- Document section
════════
So your objection is that the future is unknown, and therefore we cannot precisely prepare for the eventual outcomes, so we have no moral obligation to prepare.
Accidents are a statistical process, as is insuring against them. One can never know how much insurance is enough. You make a judgment based on what it costs versus the level of confidence.
Think of auto accidents as a random enemy, like a burglar. You do what you can to stop the enemy. The fact that an enemy may someday come that overpowers your every preparation does not mean you should not prepare at all, or make minimal preparations. You have to make a balancing judgment between the likely enemies and how much you can afford to prepare.
You have no right to harm others with an auto accident and then not compensate them. You net worth is irrelevant.
Saying that whatever limit you choose is never enough, because there is always a rare calamity to exceed it, is like arguing Zeno's paradox. It doesn't mean that insurance with a limit is a bad idea, or that insurance won't pay off. It's just an excuse to cheap out on insurance and justify keeping the premiums you should be paying. This fallacy is popular because most people never have a serious accident and the outcome is happy despite the mispreparation.
That's the "negative lottery" game. You bet against a big, unlikely loss instead of betting for a big, unlikely win. You keep a little money by not buying insurance instead of spending a little money on lottery tickets. You lose big if you have a rare accident, instead of winning big if you hit the rare numbers. It's a mirror image of the lottery. Most people don't lose big in the auto accident game, like most people don't win the Powerball.
════════
- Entries provided

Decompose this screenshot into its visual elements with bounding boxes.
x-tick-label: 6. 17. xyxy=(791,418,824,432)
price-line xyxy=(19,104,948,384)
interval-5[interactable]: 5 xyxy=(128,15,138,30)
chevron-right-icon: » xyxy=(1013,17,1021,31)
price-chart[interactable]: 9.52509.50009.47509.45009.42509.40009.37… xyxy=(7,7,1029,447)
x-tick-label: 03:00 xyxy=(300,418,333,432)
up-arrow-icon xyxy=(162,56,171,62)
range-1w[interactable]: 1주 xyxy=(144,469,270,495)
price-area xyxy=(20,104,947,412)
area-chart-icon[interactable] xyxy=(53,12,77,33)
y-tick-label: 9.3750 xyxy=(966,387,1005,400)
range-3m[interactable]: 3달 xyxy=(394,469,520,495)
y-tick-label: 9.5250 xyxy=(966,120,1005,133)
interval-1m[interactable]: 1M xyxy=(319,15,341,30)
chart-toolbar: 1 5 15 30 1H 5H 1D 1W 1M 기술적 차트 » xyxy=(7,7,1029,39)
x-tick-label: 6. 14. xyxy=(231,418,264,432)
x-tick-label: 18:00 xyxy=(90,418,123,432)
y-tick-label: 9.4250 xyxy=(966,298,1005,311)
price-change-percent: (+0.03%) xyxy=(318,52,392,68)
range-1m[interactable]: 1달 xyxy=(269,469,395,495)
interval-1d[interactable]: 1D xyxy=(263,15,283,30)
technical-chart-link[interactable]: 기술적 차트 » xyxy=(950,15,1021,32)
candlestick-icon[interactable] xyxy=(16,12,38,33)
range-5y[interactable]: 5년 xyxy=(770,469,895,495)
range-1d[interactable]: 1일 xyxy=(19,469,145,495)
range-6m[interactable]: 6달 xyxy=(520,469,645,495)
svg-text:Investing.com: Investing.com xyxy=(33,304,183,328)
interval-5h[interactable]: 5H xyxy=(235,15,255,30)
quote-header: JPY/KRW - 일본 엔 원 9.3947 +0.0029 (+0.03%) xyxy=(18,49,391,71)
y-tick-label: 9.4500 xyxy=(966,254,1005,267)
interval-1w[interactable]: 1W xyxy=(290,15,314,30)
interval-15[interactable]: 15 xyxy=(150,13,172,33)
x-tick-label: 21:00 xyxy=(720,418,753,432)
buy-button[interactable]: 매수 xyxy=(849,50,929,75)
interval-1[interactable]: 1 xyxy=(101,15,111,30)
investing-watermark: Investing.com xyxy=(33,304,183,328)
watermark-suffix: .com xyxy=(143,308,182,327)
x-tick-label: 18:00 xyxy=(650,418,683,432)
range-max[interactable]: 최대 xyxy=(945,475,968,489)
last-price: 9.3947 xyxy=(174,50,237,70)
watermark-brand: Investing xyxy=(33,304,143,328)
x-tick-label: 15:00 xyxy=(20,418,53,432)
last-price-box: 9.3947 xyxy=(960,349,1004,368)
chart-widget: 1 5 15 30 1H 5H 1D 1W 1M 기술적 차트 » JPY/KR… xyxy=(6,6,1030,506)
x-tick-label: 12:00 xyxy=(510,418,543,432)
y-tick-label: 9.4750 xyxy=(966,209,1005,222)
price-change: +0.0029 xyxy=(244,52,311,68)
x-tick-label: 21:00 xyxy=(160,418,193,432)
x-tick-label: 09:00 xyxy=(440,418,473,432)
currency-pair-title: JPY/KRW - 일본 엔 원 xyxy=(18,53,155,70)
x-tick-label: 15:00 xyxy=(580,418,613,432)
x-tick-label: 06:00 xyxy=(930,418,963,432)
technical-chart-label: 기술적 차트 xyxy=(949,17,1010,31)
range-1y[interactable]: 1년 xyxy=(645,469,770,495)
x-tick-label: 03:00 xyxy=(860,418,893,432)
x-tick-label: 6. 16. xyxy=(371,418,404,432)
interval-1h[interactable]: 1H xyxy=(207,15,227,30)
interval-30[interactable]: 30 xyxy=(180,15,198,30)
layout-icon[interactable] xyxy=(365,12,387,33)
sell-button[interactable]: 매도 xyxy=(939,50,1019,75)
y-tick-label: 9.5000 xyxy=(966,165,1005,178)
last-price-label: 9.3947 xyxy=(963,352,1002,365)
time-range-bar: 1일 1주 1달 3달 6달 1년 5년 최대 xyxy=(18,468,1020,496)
════════
- Exercise requirements
**1)** From the passage on auto insurance, extract the words from "Accidents are a" up to and including "level of confidence.".
**2)** Based on the passage on auto insurance, does each statement below agree with it? Answer yes or no for each and quote the deciding words. (a) Skipping insurance is described as a mirror image of the lottery. (b) Most people have a serious accident at some point. (c) One can always know how much insurance is enough.

- Worked answers
**1)**
Accidents are a statistical process, as is insuring against them. One can never know how much insurance is enough. You make a judgment based on what it costs versus the level of confidence.

**2)**
(a) Yes: "It's a mirror image of the lottery."
(b) No: "most people never have a serious accident"
(c) No: "One can never know how much insurance is enough."